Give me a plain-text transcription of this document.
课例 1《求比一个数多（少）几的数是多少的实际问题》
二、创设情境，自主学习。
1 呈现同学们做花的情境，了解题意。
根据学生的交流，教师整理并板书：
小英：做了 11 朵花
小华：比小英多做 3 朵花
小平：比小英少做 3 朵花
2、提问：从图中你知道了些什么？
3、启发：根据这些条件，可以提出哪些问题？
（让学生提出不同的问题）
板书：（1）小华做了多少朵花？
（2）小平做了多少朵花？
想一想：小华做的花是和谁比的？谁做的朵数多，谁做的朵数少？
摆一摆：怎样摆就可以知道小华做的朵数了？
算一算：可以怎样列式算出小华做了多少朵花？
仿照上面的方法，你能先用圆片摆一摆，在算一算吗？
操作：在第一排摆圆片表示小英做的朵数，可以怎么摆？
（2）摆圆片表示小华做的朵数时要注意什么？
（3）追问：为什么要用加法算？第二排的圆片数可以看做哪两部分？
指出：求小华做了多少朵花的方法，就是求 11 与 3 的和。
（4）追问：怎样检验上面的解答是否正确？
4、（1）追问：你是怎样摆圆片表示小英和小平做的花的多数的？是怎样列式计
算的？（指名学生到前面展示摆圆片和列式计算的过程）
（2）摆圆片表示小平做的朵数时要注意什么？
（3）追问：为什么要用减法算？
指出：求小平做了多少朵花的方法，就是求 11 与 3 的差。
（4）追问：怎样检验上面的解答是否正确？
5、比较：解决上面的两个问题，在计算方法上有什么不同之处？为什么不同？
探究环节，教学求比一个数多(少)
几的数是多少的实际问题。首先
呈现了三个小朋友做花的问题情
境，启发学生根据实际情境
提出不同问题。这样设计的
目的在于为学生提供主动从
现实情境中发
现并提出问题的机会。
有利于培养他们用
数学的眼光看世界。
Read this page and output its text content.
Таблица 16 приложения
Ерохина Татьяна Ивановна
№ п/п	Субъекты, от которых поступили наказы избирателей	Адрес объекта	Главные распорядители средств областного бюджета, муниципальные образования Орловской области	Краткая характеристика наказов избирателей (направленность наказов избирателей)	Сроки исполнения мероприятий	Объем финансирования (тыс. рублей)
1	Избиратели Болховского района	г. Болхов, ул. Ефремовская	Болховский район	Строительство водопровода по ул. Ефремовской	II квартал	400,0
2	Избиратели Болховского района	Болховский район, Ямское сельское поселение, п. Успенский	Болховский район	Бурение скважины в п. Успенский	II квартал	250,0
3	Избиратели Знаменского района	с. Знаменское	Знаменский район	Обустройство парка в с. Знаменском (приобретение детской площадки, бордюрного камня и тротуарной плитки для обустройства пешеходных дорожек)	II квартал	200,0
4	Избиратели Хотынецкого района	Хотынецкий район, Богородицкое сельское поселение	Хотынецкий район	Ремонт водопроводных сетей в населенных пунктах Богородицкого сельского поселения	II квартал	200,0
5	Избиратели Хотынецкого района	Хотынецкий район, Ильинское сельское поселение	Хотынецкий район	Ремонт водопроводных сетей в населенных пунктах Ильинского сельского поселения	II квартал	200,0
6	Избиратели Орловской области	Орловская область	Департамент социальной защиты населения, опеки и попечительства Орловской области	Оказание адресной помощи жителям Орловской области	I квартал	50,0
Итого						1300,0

* **Task goal**
Select the lines in this material that hold the word "text", leaving none out.

* **Solution**
Give me a plain-text transcription of this document.
Read this page and output its text content.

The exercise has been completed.